EXERCISE DESCRIPTION:
From the line with "Decode this image" to the final line of the records, reproduce every line exactly and only those lines.
-- start of PROVIDED DATA --
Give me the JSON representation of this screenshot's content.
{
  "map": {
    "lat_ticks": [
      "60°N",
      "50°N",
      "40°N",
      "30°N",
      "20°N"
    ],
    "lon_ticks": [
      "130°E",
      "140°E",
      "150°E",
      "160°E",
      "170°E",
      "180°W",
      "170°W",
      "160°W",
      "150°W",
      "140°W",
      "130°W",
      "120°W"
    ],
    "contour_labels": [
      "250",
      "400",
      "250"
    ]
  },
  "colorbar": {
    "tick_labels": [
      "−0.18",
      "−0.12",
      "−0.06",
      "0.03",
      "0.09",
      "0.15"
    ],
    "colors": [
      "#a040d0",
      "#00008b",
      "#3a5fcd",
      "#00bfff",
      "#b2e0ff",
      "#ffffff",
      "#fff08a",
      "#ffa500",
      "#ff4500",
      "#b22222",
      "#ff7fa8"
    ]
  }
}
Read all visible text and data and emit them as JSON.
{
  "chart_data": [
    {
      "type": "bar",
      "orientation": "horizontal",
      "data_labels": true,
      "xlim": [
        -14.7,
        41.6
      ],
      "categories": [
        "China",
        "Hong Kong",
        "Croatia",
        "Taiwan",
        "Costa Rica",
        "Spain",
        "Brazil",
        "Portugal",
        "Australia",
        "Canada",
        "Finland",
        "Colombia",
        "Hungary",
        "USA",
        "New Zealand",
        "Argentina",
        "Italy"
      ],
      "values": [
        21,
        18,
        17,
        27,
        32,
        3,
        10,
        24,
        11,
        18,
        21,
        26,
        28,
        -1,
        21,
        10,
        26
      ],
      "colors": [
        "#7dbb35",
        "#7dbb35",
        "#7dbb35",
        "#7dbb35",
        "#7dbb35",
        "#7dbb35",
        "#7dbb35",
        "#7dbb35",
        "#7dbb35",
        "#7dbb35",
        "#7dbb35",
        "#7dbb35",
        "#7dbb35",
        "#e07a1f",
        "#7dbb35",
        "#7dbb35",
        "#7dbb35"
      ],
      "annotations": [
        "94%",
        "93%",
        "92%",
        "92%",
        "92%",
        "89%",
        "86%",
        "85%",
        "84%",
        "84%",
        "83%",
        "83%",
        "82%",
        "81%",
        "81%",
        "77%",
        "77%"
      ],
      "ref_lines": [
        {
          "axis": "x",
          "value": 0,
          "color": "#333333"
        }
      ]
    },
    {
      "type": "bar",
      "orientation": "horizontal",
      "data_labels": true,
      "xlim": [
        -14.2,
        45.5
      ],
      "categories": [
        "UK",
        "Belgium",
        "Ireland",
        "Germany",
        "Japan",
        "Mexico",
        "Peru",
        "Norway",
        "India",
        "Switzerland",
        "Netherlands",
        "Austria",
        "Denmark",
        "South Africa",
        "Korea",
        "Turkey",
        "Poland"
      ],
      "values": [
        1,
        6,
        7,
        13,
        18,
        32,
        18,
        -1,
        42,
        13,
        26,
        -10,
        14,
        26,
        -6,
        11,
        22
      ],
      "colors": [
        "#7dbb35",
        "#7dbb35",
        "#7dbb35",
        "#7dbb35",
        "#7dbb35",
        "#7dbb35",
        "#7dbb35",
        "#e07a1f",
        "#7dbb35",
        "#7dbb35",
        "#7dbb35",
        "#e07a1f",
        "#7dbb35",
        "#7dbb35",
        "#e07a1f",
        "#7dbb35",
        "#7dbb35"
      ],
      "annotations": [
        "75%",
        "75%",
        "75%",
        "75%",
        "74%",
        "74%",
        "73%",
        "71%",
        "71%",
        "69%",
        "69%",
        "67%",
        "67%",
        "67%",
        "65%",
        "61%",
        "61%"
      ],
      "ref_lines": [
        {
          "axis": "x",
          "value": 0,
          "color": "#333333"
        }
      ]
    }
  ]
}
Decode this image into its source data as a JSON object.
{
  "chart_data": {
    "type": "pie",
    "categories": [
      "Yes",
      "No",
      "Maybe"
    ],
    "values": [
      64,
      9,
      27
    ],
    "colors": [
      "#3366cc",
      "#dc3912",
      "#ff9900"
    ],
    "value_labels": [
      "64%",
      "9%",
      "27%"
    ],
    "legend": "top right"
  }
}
-- end of PROVIDED DATA --
RESULT FOR THIS EXERCISE:
Decode this image into its source data as a JSON object.
{
  "chart_data": {
    "type": "pie",
    "categories": [
      "Yes",
      "No",
      "Maybe"
    ],
    "values": [
      64,
      9,
      27
    ],
    "colors": [
      "#3366cc",
      "#dc3912",
      "#ff9900"
    ],
    "value_labels": [
      "64%",
      "9%",
      "27%"
    ],
    "legend": "top right"
  }
}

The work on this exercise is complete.